* _Goal_: The listing below should be copied in full, word for word.

* _Entries shown_:
'''
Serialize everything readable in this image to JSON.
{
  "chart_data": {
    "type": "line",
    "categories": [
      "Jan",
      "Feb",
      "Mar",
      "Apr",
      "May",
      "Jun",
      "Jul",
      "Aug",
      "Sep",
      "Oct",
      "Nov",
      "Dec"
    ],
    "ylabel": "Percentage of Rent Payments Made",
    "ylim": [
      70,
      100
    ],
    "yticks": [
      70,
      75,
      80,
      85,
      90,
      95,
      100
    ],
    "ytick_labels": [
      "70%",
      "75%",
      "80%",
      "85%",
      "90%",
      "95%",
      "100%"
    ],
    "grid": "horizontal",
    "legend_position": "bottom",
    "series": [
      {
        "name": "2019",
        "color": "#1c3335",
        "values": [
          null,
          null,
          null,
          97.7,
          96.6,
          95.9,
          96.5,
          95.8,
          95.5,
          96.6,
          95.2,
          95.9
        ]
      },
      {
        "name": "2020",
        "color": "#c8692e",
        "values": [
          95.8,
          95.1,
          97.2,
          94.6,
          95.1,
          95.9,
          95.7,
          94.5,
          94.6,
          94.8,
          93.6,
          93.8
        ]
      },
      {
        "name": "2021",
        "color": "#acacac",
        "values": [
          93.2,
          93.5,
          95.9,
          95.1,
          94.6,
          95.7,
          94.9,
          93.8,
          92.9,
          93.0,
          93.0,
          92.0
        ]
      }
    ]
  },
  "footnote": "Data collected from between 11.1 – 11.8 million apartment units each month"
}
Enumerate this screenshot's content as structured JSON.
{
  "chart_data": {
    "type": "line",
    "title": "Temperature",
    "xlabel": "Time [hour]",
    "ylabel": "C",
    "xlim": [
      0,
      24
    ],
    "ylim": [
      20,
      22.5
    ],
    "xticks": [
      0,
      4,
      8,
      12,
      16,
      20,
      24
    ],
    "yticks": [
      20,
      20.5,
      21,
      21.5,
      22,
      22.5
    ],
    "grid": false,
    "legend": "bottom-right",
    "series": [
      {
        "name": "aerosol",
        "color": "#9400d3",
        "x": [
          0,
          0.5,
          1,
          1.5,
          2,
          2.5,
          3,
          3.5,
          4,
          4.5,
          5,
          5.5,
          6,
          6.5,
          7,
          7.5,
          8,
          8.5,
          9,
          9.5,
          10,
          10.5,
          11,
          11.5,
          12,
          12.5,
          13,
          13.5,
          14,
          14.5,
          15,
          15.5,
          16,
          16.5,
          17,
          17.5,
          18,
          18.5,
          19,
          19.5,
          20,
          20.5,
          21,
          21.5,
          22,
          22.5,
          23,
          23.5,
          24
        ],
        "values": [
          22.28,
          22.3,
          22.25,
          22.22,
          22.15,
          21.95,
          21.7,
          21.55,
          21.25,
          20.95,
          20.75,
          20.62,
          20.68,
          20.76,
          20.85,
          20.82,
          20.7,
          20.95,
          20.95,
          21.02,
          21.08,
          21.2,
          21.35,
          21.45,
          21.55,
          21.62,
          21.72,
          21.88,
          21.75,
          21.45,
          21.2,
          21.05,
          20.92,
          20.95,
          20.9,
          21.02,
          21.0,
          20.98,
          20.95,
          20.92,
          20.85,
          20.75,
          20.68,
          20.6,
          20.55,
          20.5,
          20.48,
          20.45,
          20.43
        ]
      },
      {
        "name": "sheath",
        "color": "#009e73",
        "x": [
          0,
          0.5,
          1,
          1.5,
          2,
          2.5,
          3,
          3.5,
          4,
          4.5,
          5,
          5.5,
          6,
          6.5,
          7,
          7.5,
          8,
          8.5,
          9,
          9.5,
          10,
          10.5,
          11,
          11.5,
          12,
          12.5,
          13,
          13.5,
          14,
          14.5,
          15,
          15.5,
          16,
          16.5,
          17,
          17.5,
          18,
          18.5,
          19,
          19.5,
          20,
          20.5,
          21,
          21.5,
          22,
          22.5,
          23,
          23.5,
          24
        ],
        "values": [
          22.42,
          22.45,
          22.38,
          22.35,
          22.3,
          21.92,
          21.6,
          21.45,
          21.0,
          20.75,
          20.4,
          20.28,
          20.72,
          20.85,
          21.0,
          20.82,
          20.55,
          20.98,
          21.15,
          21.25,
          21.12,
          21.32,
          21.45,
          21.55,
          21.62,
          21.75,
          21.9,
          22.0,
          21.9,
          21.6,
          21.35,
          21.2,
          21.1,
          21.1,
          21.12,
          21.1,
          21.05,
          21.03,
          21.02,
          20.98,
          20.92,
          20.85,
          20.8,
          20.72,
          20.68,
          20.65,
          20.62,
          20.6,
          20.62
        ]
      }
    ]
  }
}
'''
* _Expected output_:
Serialize everything readable in this image to JSON.
{
  "chart_data": {
    "type": "line",
    "categories": [
      "Jan",
      "Feb",
      "Mar",
      "Apr",
      "May",
      "Jun",
      "Jul",
      "Aug",
      "Sep",
      "Oct",
      "Nov",
      "Dec"
    ],
    "ylabel": "Percentage of Rent Payments Made",
    "ylim": [
      70,
      100
    ],
    "yticks": [
      70,
      75,
      80,
      85,
      90,
      95,
      100
    ],
    "ytick_labels": [
      "70%",
      "75%",
      "80%",
      "85%",
      "90%",
      "95%",
      "100%"
    ],
    "grid": "horizontal",
    "legend_position": "bottom",
    "series": [
      {
        "name": "2019",
        "color": "#1c3335",
        "values": [
          null,
          null,
          null,
          97.7,
          96.6,
          95.9,
          96.5,
          95.8,
          95.5,
          96.6,
          95.2,
          95.9
        ]
      },
      {
        "name": "2020",
        "color": "#c8692e",
        "values": [
          95.8,
          95.1,
          97.2,
          94.6,
          95.1,
          95.9,
          95.7,
          94.5,
          94.6,
          94.8,
          93.6,
          93.8
        ]
      },
      {
        "name": "2021",
        "color": "#acacac",
        "values": [
          93.2,
          93.5,
          95.9,
          95.1,
          94.6,
          95.7,
          94.9,
          93.8,
          92.9,
          93.0,
          93.0,
          92.0
        ]
      }
    ]
  },
  "footnote": "Data collected from between 11.1 – 11.8 million apartment units each month"
}
Enumerate this screenshot's content as structured JSON.
{
  "chart_data": {
    "type": "line",
    "title": "Temperature",
    "xlabel": "Time [hour]",
    "ylabel": "C",
    "xlim": [
      0,
      24
    ],
    "ylim": [
      20,
      22.5
    ],
    "xticks": [
      0,
      4,
      8,
      12,
      16,
      20,
      24
    ],
    "yticks": [
      20,
      20.5,
      21,
      21.5,
      22,
      22.5
    ],
    "grid": false,
    "legend": "bottom-right",
    "series": [
      {
        "name": "aerosol",
        "color": "#9400d3",
        "x": [
          0,
          0.5,
          1,
          1.5,
          2,
          2.5,
          3,
          3.5,
          4,
          4.5,
          5,
          5.5,
          6,
          6.5,
          7,
          7.5,
          8,
          8.5,
          9,
          9.5,
          10,
          10.5,
          11,
          11.5,
          12,
          12.5,
          13,
          13.5,
          14,
          14.5,
          15,
          15.5,
          16,
          16.5,
          17,
          17.5,
          18,
          18.5,
          19,
          19.5,
          20,
          20.5,
          21,
          21.5,
          22,
          22.5,
          23,
          23.5,
          24
        ],
        "values": [
          22.28,
          22.3,
          22.25,
          22.22,
          22.15,
          21.95,
          21.7,
          21.55,
          21.25,
          20.95,
          20.75,
          20.62,
          20.68,
          20.76,
          20.85,
          20.82,
          20.7,
          20.95,
          20.95,
          21.02,
          21.08,
          21.2,
          21.35,
          21.45,
          21.55,
          21.62,
          21.72,
          21.88,
          21.75,
          21.45,
          21.2,
          21.05,
          20.92,
          20.95,
          20.9,
          21.02,
          21.0,
          20.98,
          20.95,
          20.92,
          20.85,
          20.75,
          20.68,
          20.6,
          20.55,
          20.5,
          20.48,
          20.45,
          20.43
        ]
      },
      {
        "name": "sheath",
        "color": "#009e73",
        "x": [
          0,
          0.5,
          1,
          1.5,
          2,
          2.5,
          3,
          3.5,
          4,
          4.5,
          5,
          5.5,
          6,
          6.5,
          7,
          7.5,
          8,
          8.5,
          9,
          9.5,
          10,
          10.5,
          11,
          11.5,
          12,
          12.5,
          13,
          13.5,
          14,
          14.5,
          15,
          15.5,
          16,
          16.5,
          17,
          17.5,
          18,
          18.5,
          19,
          19.5,
          20,
          20.5,
          21,
          21.5,
          22,
          22.5,
          23,
          23.5,
          24
        ],
        "values": [
          22.42,
          22.45,
          22.38,
          22.35,
          22.3,
          21.92,
          21.6,
          21.45,
          21.0,
          20.75,
          20.4,
          20.28,
          20.72,
          20.85,
          21.0,
          20.82,
          20.55,
          20.98,
          21.15,
          21.25,
          21.12,
          21.32,
          21.45,
          21.55,
          21.62,
          21.75,
          21.9,
          22.0,
          21.9,
          21.6,
          21.35,
          21.2,
          21.1,
          21.1,
          21.12,
          21.1,
          21.05,
          21.03,
          21.02,
          20.98,
          20.92,
          20.85,
          20.8,
          20.72,
          20.68,
          20.65,
          20.62,
          20.6,
          20.62
        ]
      }
    ]
  }
}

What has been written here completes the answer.